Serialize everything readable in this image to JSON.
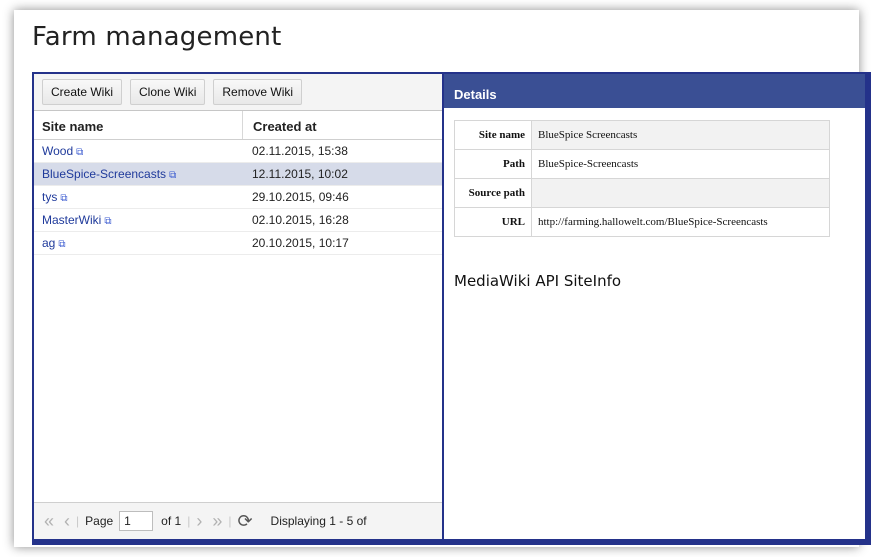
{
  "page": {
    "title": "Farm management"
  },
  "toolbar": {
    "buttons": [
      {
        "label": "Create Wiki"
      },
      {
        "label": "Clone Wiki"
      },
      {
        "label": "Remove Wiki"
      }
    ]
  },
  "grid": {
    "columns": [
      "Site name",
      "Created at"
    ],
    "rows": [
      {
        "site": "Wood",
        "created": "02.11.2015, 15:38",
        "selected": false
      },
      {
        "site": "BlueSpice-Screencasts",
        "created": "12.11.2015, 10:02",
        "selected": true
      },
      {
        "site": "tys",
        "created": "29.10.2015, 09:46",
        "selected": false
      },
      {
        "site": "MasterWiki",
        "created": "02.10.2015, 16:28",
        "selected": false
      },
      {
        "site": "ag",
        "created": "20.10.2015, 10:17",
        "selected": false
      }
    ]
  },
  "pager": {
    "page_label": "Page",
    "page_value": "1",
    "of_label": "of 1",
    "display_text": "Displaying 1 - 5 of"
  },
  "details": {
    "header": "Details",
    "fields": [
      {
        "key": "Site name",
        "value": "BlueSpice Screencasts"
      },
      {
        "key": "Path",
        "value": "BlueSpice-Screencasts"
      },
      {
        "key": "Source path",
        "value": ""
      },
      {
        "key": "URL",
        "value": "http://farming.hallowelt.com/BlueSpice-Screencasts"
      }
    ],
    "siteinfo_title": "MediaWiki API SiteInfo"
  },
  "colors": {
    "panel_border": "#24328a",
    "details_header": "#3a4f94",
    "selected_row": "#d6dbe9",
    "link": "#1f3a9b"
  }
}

--------------------

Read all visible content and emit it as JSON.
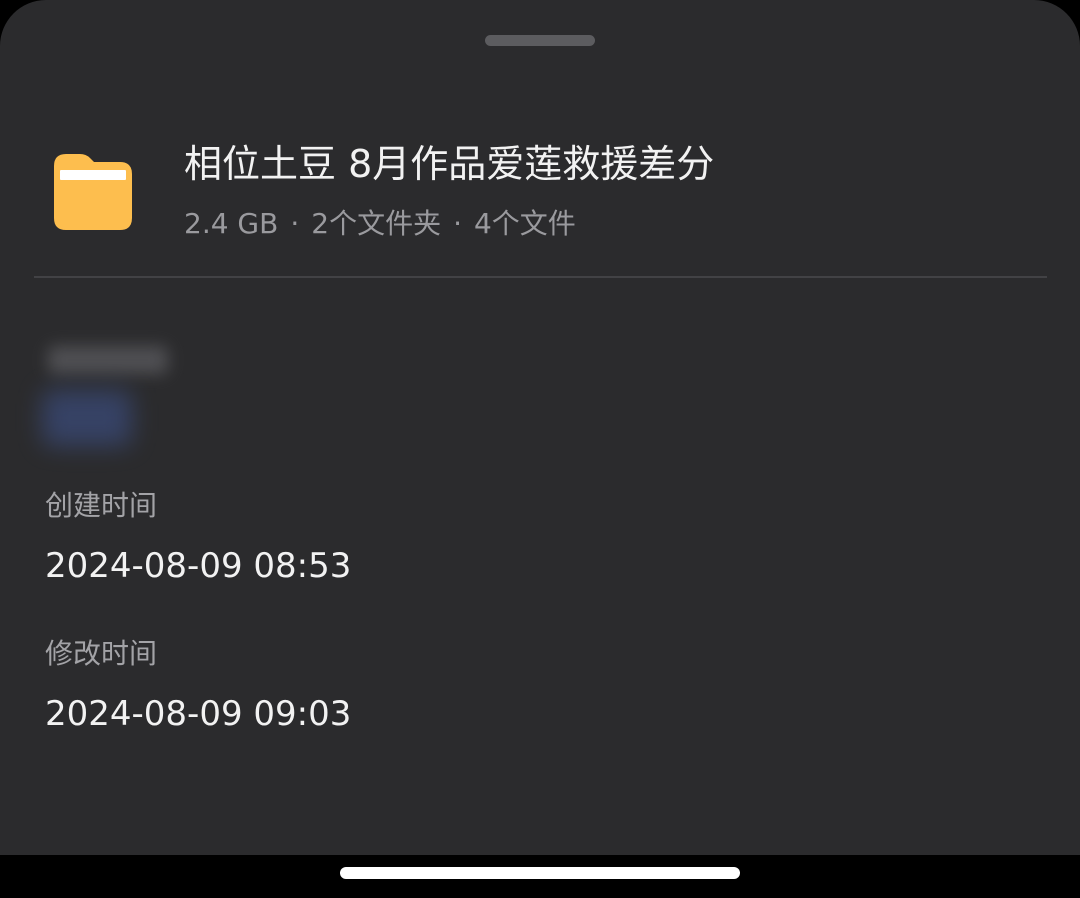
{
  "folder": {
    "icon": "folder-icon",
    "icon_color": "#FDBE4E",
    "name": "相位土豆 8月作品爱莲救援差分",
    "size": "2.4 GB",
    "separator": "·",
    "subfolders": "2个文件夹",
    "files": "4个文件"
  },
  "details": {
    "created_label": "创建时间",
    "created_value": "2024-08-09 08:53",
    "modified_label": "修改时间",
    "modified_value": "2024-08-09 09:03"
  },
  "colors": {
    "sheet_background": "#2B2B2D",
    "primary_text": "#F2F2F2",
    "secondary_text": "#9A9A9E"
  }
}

--------------------

**What you have to do:**
Write out every line of the preceding listing that contains "BlueSpice".

**Reply to the exercise:**
        "site": "BlueSpice-Screencasts",
        "value": "BlueSpice Screencasts"
        "value": "BlueSpice-Screencasts"
        "value": "http://farming.hallowelt.com/BlueSpice-Screencasts"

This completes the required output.